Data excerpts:
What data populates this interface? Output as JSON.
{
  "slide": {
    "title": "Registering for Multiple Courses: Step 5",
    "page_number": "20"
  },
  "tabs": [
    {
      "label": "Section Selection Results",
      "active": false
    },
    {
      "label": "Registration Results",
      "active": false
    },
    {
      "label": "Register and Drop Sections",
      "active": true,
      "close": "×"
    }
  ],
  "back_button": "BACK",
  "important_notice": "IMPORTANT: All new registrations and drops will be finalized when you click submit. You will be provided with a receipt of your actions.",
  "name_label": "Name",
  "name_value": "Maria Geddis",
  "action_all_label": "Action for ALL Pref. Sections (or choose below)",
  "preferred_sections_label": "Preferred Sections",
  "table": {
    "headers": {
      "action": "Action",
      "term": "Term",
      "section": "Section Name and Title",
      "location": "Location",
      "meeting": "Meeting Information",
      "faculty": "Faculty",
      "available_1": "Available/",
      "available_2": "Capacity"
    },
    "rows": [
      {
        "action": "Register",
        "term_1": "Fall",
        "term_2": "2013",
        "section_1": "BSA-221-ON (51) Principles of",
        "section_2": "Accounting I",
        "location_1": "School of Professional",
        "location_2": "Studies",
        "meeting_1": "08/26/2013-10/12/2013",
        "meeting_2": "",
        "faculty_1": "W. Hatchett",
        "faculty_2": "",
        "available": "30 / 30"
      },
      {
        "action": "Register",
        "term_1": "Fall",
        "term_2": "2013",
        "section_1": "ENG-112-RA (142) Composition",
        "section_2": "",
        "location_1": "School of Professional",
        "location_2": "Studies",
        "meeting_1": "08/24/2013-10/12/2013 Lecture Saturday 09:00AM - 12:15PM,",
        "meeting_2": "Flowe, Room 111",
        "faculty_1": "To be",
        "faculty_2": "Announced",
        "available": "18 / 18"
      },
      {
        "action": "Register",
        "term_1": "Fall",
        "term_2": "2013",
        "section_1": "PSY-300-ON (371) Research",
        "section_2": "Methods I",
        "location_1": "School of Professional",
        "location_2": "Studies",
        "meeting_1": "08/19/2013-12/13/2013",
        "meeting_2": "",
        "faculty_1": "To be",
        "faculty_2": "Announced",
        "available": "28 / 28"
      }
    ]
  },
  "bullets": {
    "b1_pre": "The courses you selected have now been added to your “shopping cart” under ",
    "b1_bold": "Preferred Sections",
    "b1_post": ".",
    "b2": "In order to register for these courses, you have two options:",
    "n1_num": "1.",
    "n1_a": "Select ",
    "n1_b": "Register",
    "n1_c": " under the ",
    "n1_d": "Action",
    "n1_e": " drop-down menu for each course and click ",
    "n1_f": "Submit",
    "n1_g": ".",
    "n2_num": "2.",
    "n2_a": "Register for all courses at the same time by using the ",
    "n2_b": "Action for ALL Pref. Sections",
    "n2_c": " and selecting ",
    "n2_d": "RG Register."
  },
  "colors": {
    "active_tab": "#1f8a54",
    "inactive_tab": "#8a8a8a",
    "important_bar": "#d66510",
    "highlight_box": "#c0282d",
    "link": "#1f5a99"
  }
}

Task statement - Compute how many lines include the string "have", then give that number by itself.

Result for this task - 2